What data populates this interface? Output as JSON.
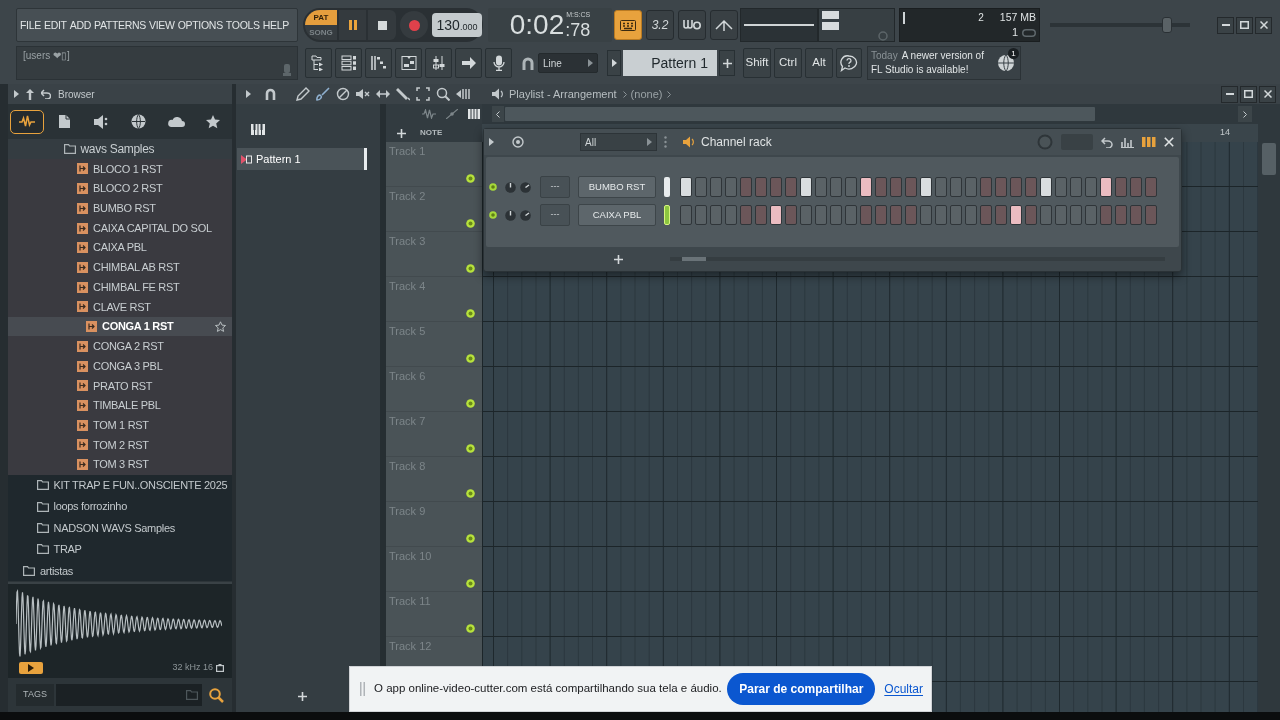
{
  "menu": [
    "FILE",
    "EDIT",
    "ADD",
    "PATTERNS",
    "VIEW",
    "OPTIONS",
    "TOOLS",
    "HELP"
  ],
  "hint_bar": {
    "text": "[users ❤▯]"
  },
  "transport": {
    "modes": [
      {
        "label": "PAT",
        "selected": true
      },
      {
        "label": "SONG",
        "selected": false
      }
    ],
    "playing": true,
    "recording": false,
    "tempo": "130",
    "tempo_fraction": ".000"
  },
  "time": {
    "value": "0:02",
    "fraction": ":78",
    "format": "M:S:CS"
  },
  "record_options": [
    {
      "kind": "keyboard",
      "on": true
    },
    {
      "kind": "countdown",
      "label": "3.2",
      "on": false
    },
    {
      "kind": "blend",
      "on": false
    },
    {
      "kind": "loop",
      "on": false
    }
  ],
  "monitor": {
    "cpu": "2",
    "memory": "157 MB",
    "polyphony": "1"
  },
  "master_volume": {
    "level": 0.86
  },
  "snap": {
    "value": "Line"
  },
  "pattern_selector": {
    "value": "Pattern 1"
  },
  "modifier_keys": [
    "Shift",
    "Ctrl",
    "Alt"
  ],
  "news": {
    "day": "Today",
    "message_lines": [
      "A newer version of",
      "FL Studio is available!"
    ],
    "count": "1"
  },
  "browser": {
    "title": "Browser",
    "tabs": [
      {
        "kind": "all",
        "selected": true
      },
      {
        "kind": "files",
        "selected": false
      },
      {
        "kind": "plugins",
        "selected": false
      },
      {
        "kind": "online",
        "selected": false
      },
      {
        "kind": "cloud",
        "selected": false
      },
      {
        "kind": "favorites",
        "selected": false
      }
    ],
    "tree": [
      {
        "children": [
          {
            "children": [
              {
                "children": [
                  {
                    "name": "wavs Samples",
                    "kind": "folder",
                    "selected": false,
                    "children": [
                      {
                        "name": "BLOCO 1 RST",
                        "kind": "audio",
                        "selected": false
                      },
                      {
                        "name": "BLOCO 2 RST",
                        "kind": "audio",
                        "selected": false
                      },
                      {
                        "name": "BUMBO RST",
                        "kind": "audio",
                        "selected": false
                      },
                      {
                        "name": "CAIXA CAPITAL DO SOL",
                        "kind": "audio",
                        "selected": false
                      },
                      {
                        "name": "CAIXA PBL",
                        "kind": "audio",
                        "selected": false
                      },
                      {
                        "name": "CHIMBAL AB RST",
                        "kind": "audio",
                        "selected": false
                      },
                      {
                        "name": "CHIMBAL FE RST",
                        "kind": "audio",
                        "selected": false
                      },
                      {
                        "name": "CLAVE RST",
                        "kind": "audio",
                        "selected": false
                      },
                      {
                        "name": "CONGA 1 RST",
                        "kind": "audio",
                        "selected": true
                      },
                      {
                        "name": "CONGA 2 RST",
                        "kind": "audio",
                        "selected": false
                      },
                      {
                        "name": "CONGA 3 PBL",
                        "kind": "audio",
                        "selected": false
                      },
                      {
                        "name": "PRATO RST",
                        "kind": "audio",
                        "selected": false
                      },
                      {
                        "name": "TIMBALE PBL",
                        "kind": "audio",
                        "selected": false
                      },
                      {
                        "name": "TOM 1 RST",
                        "kind": "audio",
                        "selected": false
                      },
                      {
                        "name": "TOM 2 RST",
                        "kind": "audio",
                        "selected": false
                      },
                      {
                        "name": "TOM 3 RST",
                        "kind": "audio",
                        "selected": false
                      }
                    ]
                  }
                ]
              }
            ]
          },
          {
            "name": "KIT TRAP E FUN..ONSCIENTE 2025",
            "kind": "folder",
            "selected": false
          },
          {
            "name": "loops forrozinho",
            "kind": "folder",
            "selected": false
          },
          {
            "name": "NADSON WAVS Samples",
            "kind": "folder",
            "selected": false
          },
          {
            "name": "TRAP",
            "kind": "folder",
            "selected": false
          }
        ]
      },
      {
        "name": "artistas",
        "kind": "folder",
        "selected": false
      }
    ]
  },
  "preview": {
    "info": "32 kHz 16"
  },
  "tags": {
    "label": "TAGS"
  },
  "patterns": [
    {
      "name": "Pattern 1",
      "selected": true
    }
  ],
  "playlist": {
    "title": "Playlist - Arrangement",
    "clip": "(none)",
    "header_label": "NOTE",
    "ruler": [
      "14"
    ],
    "tracks": [
      {
        "name": "Track 1",
        "enabled": true
      },
      {
        "name": "Track 2",
        "enabled": true
      },
      {
        "name": "Track 3",
        "enabled": true
      },
      {
        "name": "Track 4",
        "enabled": true
      },
      {
        "name": "Track 5",
        "enabled": true
      },
      {
        "name": "Track 6",
        "enabled": true
      },
      {
        "name": "Track 7",
        "enabled": true
      },
      {
        "name": "Track 8",
        "enabled": true
      },
      {
        "name": "Track 9",
        "enabled": true
      },
      {
        "name": "Track 10",
        "enabled": true
      },
      {
        "name": "Track 11",
        "enabled": true
      },
      {
        "name": "Track 12"
      }
    ]
  },
  "channel_rack": {
    "title": "Channel rack",
    "filter": "All",
    "channels": [
      {
        "name": "BUMBO RST",
        "on": true,
        "mixer_track": "---",
        "selected": false,
        "steps": [
          true,
          false,
          false,
          false,
          false,
          false,
          false,
          false,
          true,
          false,
          false,
          false,
          true,
          false,
          false,
          false,
          true,
          false,
          false,
          false,
          false,
          false,
          false,
          false,
          true,
          false,
          false,
          false,
          true,
          false,
          false,
          false
        ]
      },
      {
        "name": "CAIXA PBL",
        "on": true,
        "mixer_track": "---",
        "selected": true,
        "steps": [
          false,
          false,
          false,
          false,
          false,
          false,
          true,
          false,
          false,
          false,
          false,
          false,
          false,
          false,
          false,
          false,
          false,
          false,
          false,
          false,
          false,
          false,
          true,
          false,
          false,
          false,
          false,
          false,
          false,
          false,
          false,
          false
        ]
      }
    ]
  },
  "share_notice": {
    "message": "O app online-video-cutter.com está compartilhando sua tela e áudio.",
    "button": "Parar de compartilhar",
    "link": "Ocultar"
  }
}
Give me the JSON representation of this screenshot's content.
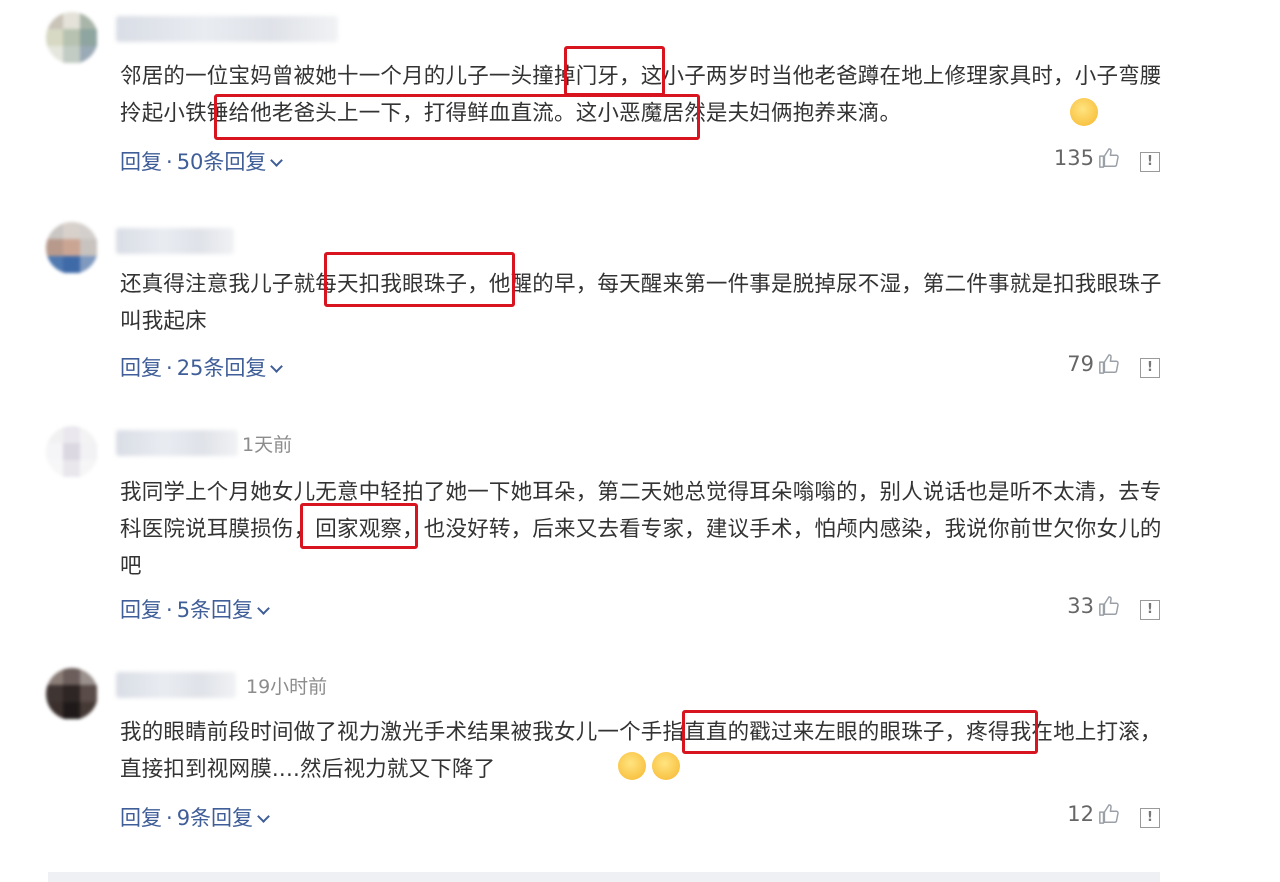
{
  "comments": [
    {
      "time": "",
      "text": "邻居的一位宝妈曾被她十一个月的儿子一头撞掉门牙，这小子两岁时当他老爸蹲在地上修理家具时，小子弯腰拎起小铁锤给他老爸头上一下，打得鲜血直流。这小恶魔居然是夫妇俩抱养来滴。",
      "reply_label": "回复",
      "reply_count": "50条回复",
      "likes": "135"
    },
    {
      "time": "",
      "text": "还真得注意我儿子就每天扣我眼珠子，他醒的早，每天醒来第一件事是脱掉尿不湿，第二件事就是扣我眼珠子叫我起床",
      "reply_label": "回复",
      "reply_count": "25条回复",
      "likes": "79"
    },
    {
      "time": "1天前",
      "text": "我同学上个月她女儿无意中轻拍了她一下她耳朵，第二天她总觉得耳朵嗡嗡的，别人说话也是听不太清，去专科医院说耳膜损伤，回家观察，也没好转，后来又去看专家，建议手术，怕颅内感染，我说你前世欠你女儿的吧",
      "reply_label": "回复",
      "reply_count": "5条回复",
      "likes": "33"
    },
    {
      "time": "19小时前",
      "text": "我的眼睛前段时间做了视力激光手术结果被我女儿一个手指直直的戳过来左眼的眼珠子，疼得我在地上打滚，直接扣到视网膜....然后视力就又下降了",
      "reply_label": "回复",
      "reply_count": "9条回复",
      "likes": "12"
    }
  ],
  "ui": {
    "dot": "·",
    "report_symbol": "!",
    "highlight_color": "#d8141e",
    "link_color": "#3f5e98"
  }
}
--
Stated problem: Gather up every line from the listing above in which the word "JSON" occurs.

Answer to this exercise:
What data populates this interface? Output as JSON.
Give me the JSON representation of this screenshot's content.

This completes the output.